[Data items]
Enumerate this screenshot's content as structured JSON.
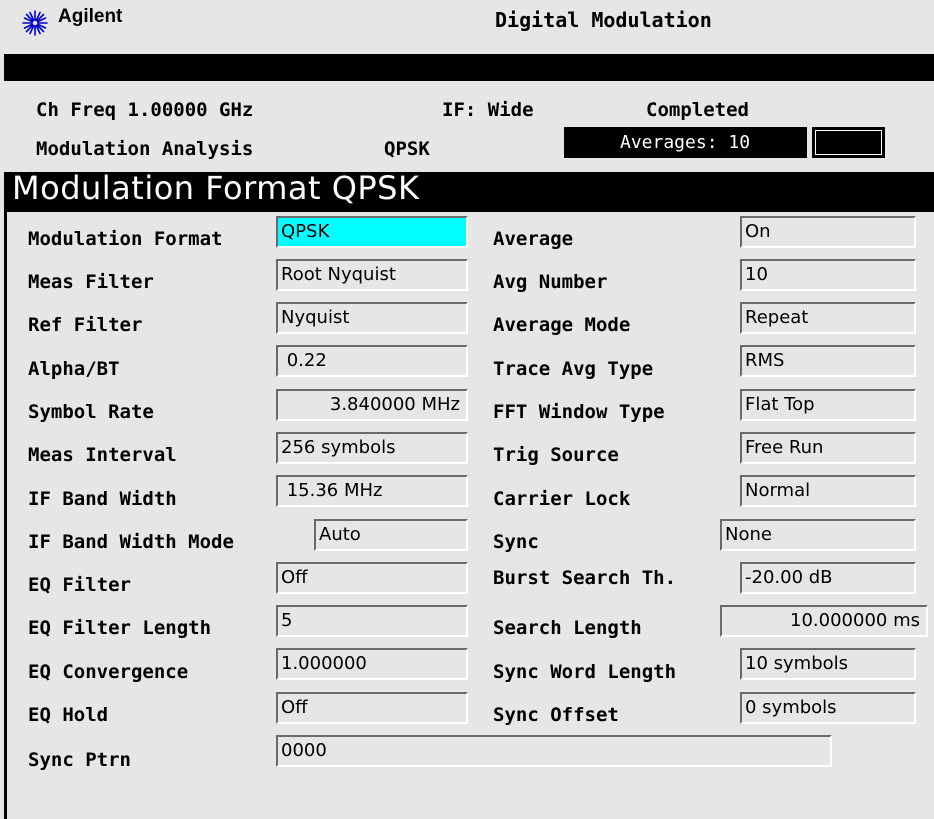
{
  "header": {
    "brand": "Agilent",
    "title": "Digital Modulation"
  },
  "status": {
    "ch_freq": "Ch Freq 1.00000 GHz",
    "if_mode": "IF: Wide",
    "meas_status": "Completed",
    "measurement": "Modulation Analysis",
    "format": "QPSK",
    "averages": "Averages: 10"
  },
  "banner": "Modulation Format QPSK",
  "left_fields": [
    {
      "label": "Modulation Format",
      "value": "QPSK",
      "selected": true
    },
    {
      "label": "Meas Filter",
      "value": "Root Nyquist"
    },
    {
      "label": "Ref Filter",
      "value": "Nyquist"
    },
    {
      "label": "Alpha/BT",
      "value": " 0.22"
    },
    {
      "label": "Symbol Rate",
      "value": "3.840000 MHz"
    },
    {
      "label": "Meas Interval",
      "value": "256 symbols"
    },
    {
      "label": "IF Band Width",
      "value": " 15.36 MHz"
    },
    {
      "label": "IF Band Width Mode",
      "value": "Auto"
    },
    {
      "label": "EQ Filter",
      "value": "Off"
    },
    {
      "label": "EQ Filter Length",
      "value": "5"
    },
    {
      "label": "EQ Convergence",
      "value": "1.000000"
    },
    {
      "label": "EQ Hold",
      "value": "Off"
    },
    {
      "label": "Sync Ptrn",
      "value": "0000"
    }
  ],
  "right_fields": [
    {
      "label": "Average",
      "value": "On"
    },
    {
      "label": "Avg Number",
      "value": "10"
    },
    {
      "label": "Average Mode",
      "value": "Repeat"
    },
    {
      "label": "Trace Avg Type",
      "value": "RMS"
    },
    {
      "label": "FFT Window Type",
      "value": "Flat Top"
    },
    {
      "label": "Trig Source",
      "value": "Free Run"
    },
    {
      "label": "Carrier Lock",
      "value": "Normal"
    },
    {
      "label": "Sync",
      "value": "None"
    },
    {
      "label": "Burst Search Th.",
      "value": "-20.00 dB"
    },
    {
      "label": "Search Length",
      "value": "10.000000 ms"
    },
    {
      "label": "Sync Word Length",
      "value": "10 symbols"
    },
    {
      "label": "Sync Offset",
      "value": "0 symbols"
    }
  ],
  "colors": {
    "background": "#e6e6e6",
    "selected_field": "#00ffff",
    "logo": "#0000cc"
  },
  "icons": {
    "logo": "agilent-spark-icon"
  }
}
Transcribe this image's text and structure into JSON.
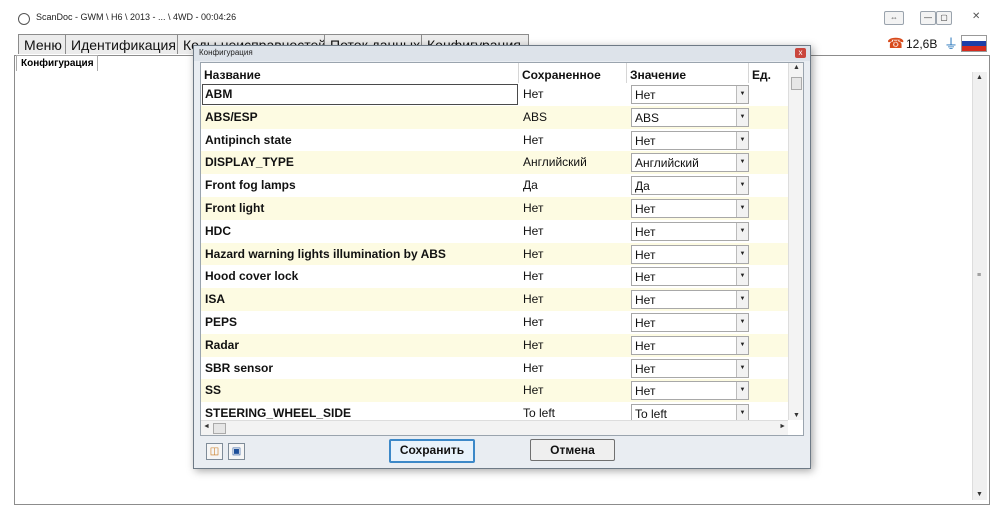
{
  "window": {
    "title": "ScanDoc - GWM \\ H6 \\ 2013 - ... \\ 4WD - 00:04:26",
    "controls": [
      "⇔",
      "—",
      "▢",
      "✕"
    ]
  },
  "menu": {
    "tabs": [
      "Меню",
      "Идентификация",
      "Коды неисправностей",
      "Поток данных",
      "Конфигурация"
    ],
    "voltage": "12,6В",
    "flag_colors": [
      "#ffffff",
      "#1c3fa8",
      "#d52b1e"
    ]
  },
  "main": {
    "sub_tab": "Конфигурация"
  },
  "dialog": {
    "title": "Конфигурация",
    "close_label": "x",
    "columns": {
      "name": "Название",
      "saved": "Сохраненное",
      "value": "Значение",
      "unit": "Ед."
    },
    "rows": [
      {
        "name": "ABM",
        "saved": "Нет",
        "value": "Нет",
        "unit": ""
      },
      {
        "name": "ABS/ESP",
        "saved": "ABS",
        "value": "ABS",
        "unit": ""
      },
      {
        "name": "Antipinch state",
        "saved": "Нет",
        "value": "Нет",
        "unit": ""
      },
      {
        "name": "DISPLAY_TYPE",
        "saved": "Английский",
        "value": "Английский",
        "unit": ""
      },
      {
        "name": "Front fog lamps",
        "saved": "Да",
        "value": "Да",
        "unit": ""
      },
      {
        "name": "Front light",
        "saved": "Нет",
        "value": "Нет",
        "unit": ""
      },
      {
        "name": "HDC",
        "saved": "Нет",
        "value": "Нет",
        "unit": ""
      },
      {
        "name": "Hazard warning lights illumination by ABS",
        "saved": "Нет",
        "value": "Нет",
        "unit": ""
      },
      {
        "name": "Hood cover lock",
        "saved": "Нет",
        "value": "Нет",
        "unit": ""
      },
      {
        "name": "ISA",
        "saved": "Нет",
        "value": "Нет",
        "unit": ""
      },
      {
        "name": "PEPS",
        "saved": "Нет",
        "value": "Нет",
        "unit": ""
      },
      {
        "name": "Radar",
        "saved": "Нет",
        "value": "Нет",
        "unit": ""
      },
      {
        "name": "SBR sensor",
        "saved": "Нет",
        "value": "Нет",
        "unit": ""
      },
      {
        "name": "SS",
        "saved": "Нет",
        "value": "Нет",
        "unit": ""
      },
      {
        "name": "STEERING_WHEEL_SIDE",
        "saved": "To left",
        "value": "To left",
        "unit": ""
      }
    ],
    "save_label": "Сохранить",
    "cancel_label": "Отмена",
    "icons": [
      "open-folder-icon",
      "save-disk-icon"
    ]
  }
}
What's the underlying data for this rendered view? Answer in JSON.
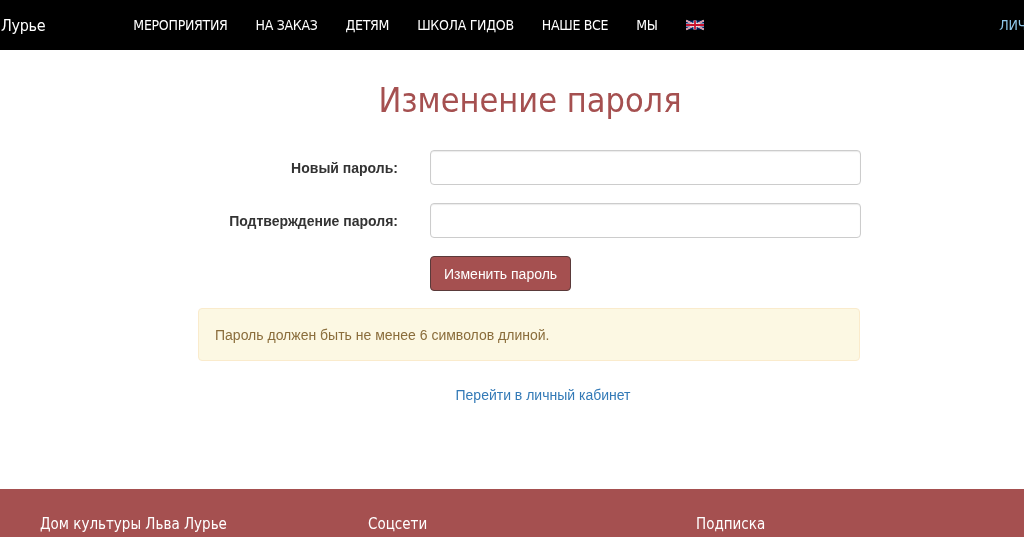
{
  "nav": {
    "logo": "Лурье",
    "items": [
      {
        "label": "МЕРОПРИЯТИЯ"
      },
      {
        "label": "НА ЗАКАЗ"
      },
      {
        "label": "ДЕТЯМ"
      },
      {
        "label": "ШКОЛА ГИДОВ"
      },
      {
        "label": "НАШЕ ВСЕ"
      },
      {
        "label": "МЫ"
      }
    ],
    "account": "ЛИЧ"
  },
  "title": "Изменение пароля",
  "fields": [
    {
      "label": "Новый пароль:"
    },
    {
      "label": "Подтверждение пароля:"
    }
  ],
  "submit": "Изменить пароль",
  "alert": "Пароль должен быть не менее 6 символов длиной.",
  "link": "Перейти в личный кабинет",
  "footer": [
    "Дом культуры Льва Лурье",
    "Соцсети",
    "Подписка"
  ]
}
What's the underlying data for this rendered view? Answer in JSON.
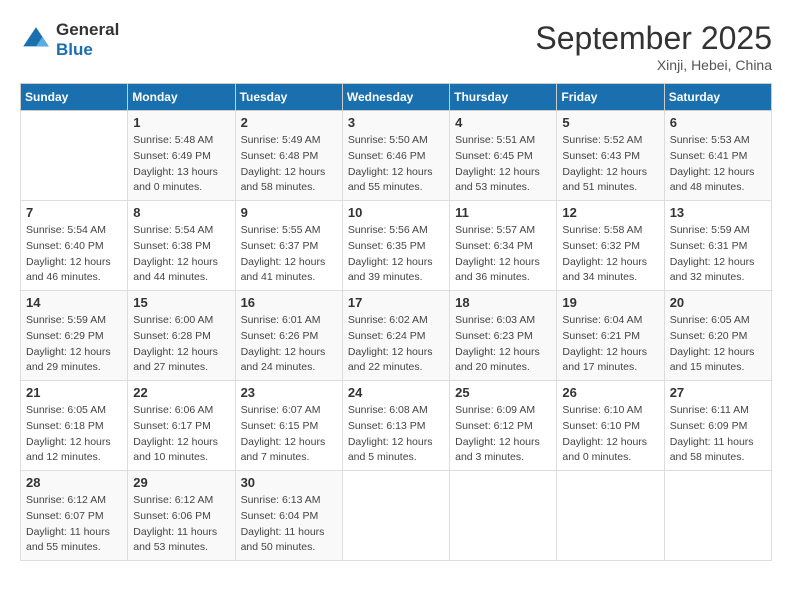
{
  "logo": {
    "line1": "General",
    "line2": "Blue"
  },
  "title": "September 2025",
  "subtitle": "Xinji, Hebei, China",
  "days_of_week": [
    "Sunday",
    "Monday",
    "Tuesday",
    "Wednesday",
    "Thursday",
    "Friday",
    "Saturday"
  ],
  "weeks": [
    [
      {
        "day": "",
        "sunrise": "",
        "sunset": "",
        "daylight": ""
      },
      {
        "day": "1",
        "sunrise": "Sunrise: 5:48 AM",
        "sunset": "Sunset: 6:49 PM",
        "daylight": "Daylight: 13 hours and 0 minutes."
      },
      {
        "day": "2",
        "sunrise": "Sunrise: 5:49 AM",
        "sunset": "Sunset: 6:48 PM",
        "daylight": "Daylight: 12 hours and 58 minutes."
      },
      {
        "day": "3",
        "sunrise": "Sunrise: 5:50 AM",
        "sunset": "Sunset: 6:46 PM",
        "daylight": "Daylight: 12 hours and 55 minutes."
      },
      {
        "day": "4",
        "sunrise": "Sunrise: 5:51 AM",
        "sunset": "Sunset: 6:45 PM",
        "daylight": "Daylight: 12 hours and 53 minutes."
      },
      {
        "day": "5",
        "sunrise": "Sunrise: 5:52 AM",
        "sunset": "Sunset: 6:43 PM",
        "daylight": "Daylight: 12 hours and 51 minutes."
      },
      {
        "day": "6",
        "sunrise": "Sunrise: 5:53 AM",
        "sunset": "Sunset: 6:41 PM",
        "daylight": "Daylight: 12 hours and 48 minutes."
      }
    ],
    [
      {
        "day": "7",
        "sunrise": "Sunrise: 5:54 AM",
        "sunset": "Sunset: 6:40 PM",
        "daylight": "Daylight: 12 hours and 46 minutes."
      },
      {
        "day": "8",
        "sunrise": "Sunrise: 5:54 AM",
        "sunset": "Sunset: 6:38 PM",
        "daylight": "Daylight: 12 hours and 44 minutes."
      },
      {
        "day": "9",
        "sunrise": "Sunrise: 5:55 AM",
        "sunset": "Sunset: 6:37 PM",
        "daylight": "Daylight: 12 hours and 41 minutes."
      },
      {
        "day": "10",
        "sunrise": "Sunrise: 5:56 AM",
        "sunset": "Sunset: 6:35 PM",
        "daylight": "Daylight: 12 hours and 39 minutes."
      },
      {
        "day": "11",
        "sunrise": "Sunrise: 5:57 AM",
        "sunset": "Sunset: 6:34 PM",
        "daylight": "Daylight: 12 hours and 36 minutes."
      },
      {
        "day": "12",
        "sunrise": "Sunrise: 5:58 AM",
        "sunset": "Sunset: 6:32 PM",
        "daylight": "Daylight: 12 hours and 34 minutes."
      },
      {
        "day": "13",
        "sunrise": "Sunrise: 5:59 AM",
        "sunset": "Sunset: 6:31 PM",
        "daylight": "Daylight: 12 hours and 32 minutes."
      }
    ],
    [
      {
        "day": "14",
        "sunrise": "Sunrise: 5:59 AM",
        "sunset": "Sunset: 6:29 PM",
        "daylight": "Daylight: 12 hours and 29 minutes."
      },
      {
        "day": "15",
        "sunrise": "Sunrise: 6:00 AM",
        "sunset": "Sunset: 6:28 PM",
        "daylight": "Daylight: 12 hours and 27 minutes."
      },
      {
        "day": "16",
        "sunrise": "Sunrise: 6:01 AM",
        "sunset": "Sunset: 6:26 PM",
        "daylight": "Daylight: 12 hours and 24 minutes."
      },
      {
        "day": "17",
        "sunrise": "Sunrise: 6:02 AM",
        "sunset": "Sunset: 6:24 PM",
        "daylight": "Daylight: 12 hours and 22 minutes."
      },
      {
        "day": "18",
        "sunrise": "Sunrise: 6:03 AM",
        "sunset": "Sunset: 6:23 PM",
        "daylight": "Daylight: 12 hours and 20 minutes."
      },
      {
        "day": "19",
        "sunrise": "Sunrise: 6:04 AM",
        "sunset": "Sunset: 6:21 PM",
        "daylight": "Daylight: 12 hours and 17 minutes."
      },
      {
        "day": "20",
        "sunrise": "Sunrise: 6:05 AM",
        "sunset": "Sunset: 6:20 PM",
        "daylight": "Daylight: 12 hours and 15 minutes."
      }
    ],
    [
      {
        "day": "21",
        "sunrise": "Sunrise: 6:05 AM",
        "sunset": "Sunset: 6:18 PM",
        "daylight": "Daylight: 12 hours and 12 minutes."
      },
      {
        "day": "22",
        "sunrise": "Sunrise: 6:06 AM",
        "sunset": "Sunset: 6:17 PM",
        "daylight": "Daylight: 12 hours and 10 minutes."
      },
      {
        "day": "23",
        "sunrise": "Sunrise: 6:07 AM",
        "sunset": "Sunset: 6:15 PM",
        "daylight": "Daylight: 12 hours and 7 minutes."
      },
      {
        "day": "24",
        "sunrise": "Sunrise: 6:08 AM",
        "sunset": "Sunset: 6:13 PM",
        "daylight": "Daylight: 12 hours and 5 minutes."
      },
      {
        "day": "25",
        "sunrise": "Sunrise: 6:09 AM",
        "sunset": "Sunset: 6:12 PM",
        "daylight": "Daylight: 12 hours and 3 minutes."
      },
      {
        "day": "26",
        "sunrise": "Sunrise: 6:10 AM",
        "sunset": "Sunset: 6:10 PM",
        "daylight": "Daylight: 12 hours and 0 minutes."
      },
      {
        "day": "27",
        "sunrise": "Sunrise: 6:11 AM",
        "sunset": "Sunset: 6:09 PM",
        "daylight": "Daylight: 11 hours and 58 minutes."
      }
    ],
    [
      {
        "day": "28",
        "sunrise": "Sunrise: 6:12 AM",
        "sunset": "Sunset: 6:07 PM",
        "daylight": "Daylight: 11 hours and 55 minutes."
      },
      {
        "day": "29",
        "sunrise": "Sunrise: 6:12 AM",
        "sunset": "Sunset: 6:06 PM",
        "daylight": "Daylight: 11 hours and 53 minutes."
      },
      {
        "day": "30",
        "sunrise": "Sunrise: 6:13 AM",
        "sunset": "Sunset: 6:04 PM",
        "daylight": "Daylight: 11 hours and 50 minutes."
      },
      {
        "day": "",
        "sunrise": "",
        "sunset": "",
        "daylight": ""
      },
      {
        "day": "",
        "sunrise": "",
        "sunset": "",
        "daylight": ""
      },
      {
        "day": "",
        "sunrise": "",
        "sunset": "",
        "daylight": ""
      },
      {
        "day": "",
        "sunrise": "",
        "sunset": "",
        "daylight": ""
      }
    ]
  ]
}
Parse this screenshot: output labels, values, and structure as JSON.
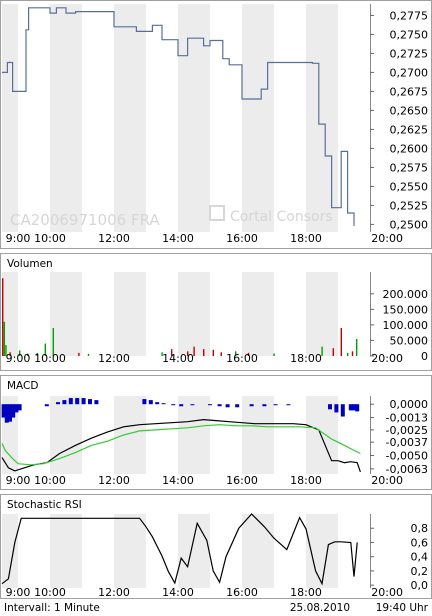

## [EXERCISE OBJECTIVE]
Reproduce every line from the entries that holds the word "Sync".

## [RESULT BELOW]
      "label": "Sync Ptrn",
      "label": "Sync",
      "label": "Sync Word Length",
      "label": "Sync Offset",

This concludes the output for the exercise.